Required task :: Locate every line that holds the string "title" and copy it.

Data excerpts ::

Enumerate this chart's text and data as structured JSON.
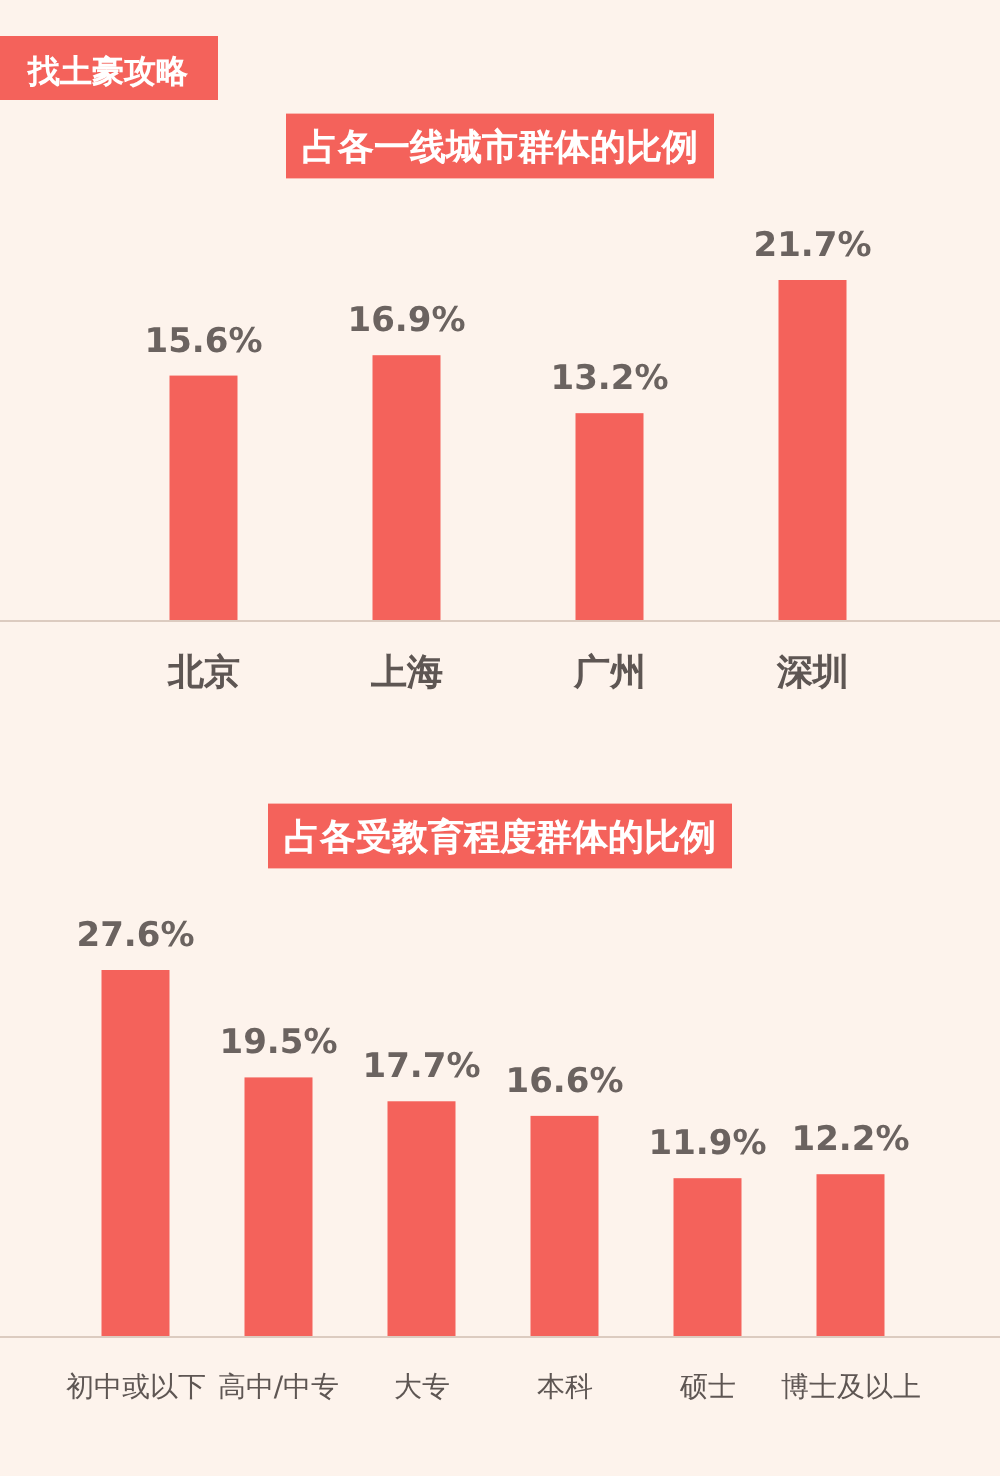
{
  "chart_data": [
    {
      "type": "bar",
      "title": "占各一线城市群体的比例",
      "annotations": [
        "找土豪攻略"
      ],
      "categories": [
        "北京",
        "上海",
        "广州",
        "深圳"
      ],
      "values": [
        15.6,
        16.9,
        13.2,
        21.7
      ],
      "color": "#f4625b",
      "value_labels": [
        "15.6%",
        "16.9%",
        "13.2%",
        "21.7%"
      ]
    },
    {
      "type": "bar",
      "title": "占各受教育程度群体的比例",
      "categories": [
        "初中或以下",
        "高中/中专",
        "大专",
        "本科",
        "硕士",
        "博士及以上"
      ],
      "values": [
        27.6,
        19.5,
        17.7,
        16.6,
        11.9,
        12.2
      ],
      "color": "#f4625b",
      "value_labels": [
        "27.6%",
        "19.5%",
        "17.7%",
        "16.6%",
        "11.9%",
        "12.2%"
      ]
    }
  ]
}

Task solution ::
      "title": "占各一线城市群体的比例",
      "title": "占各受教育程度群体的比例",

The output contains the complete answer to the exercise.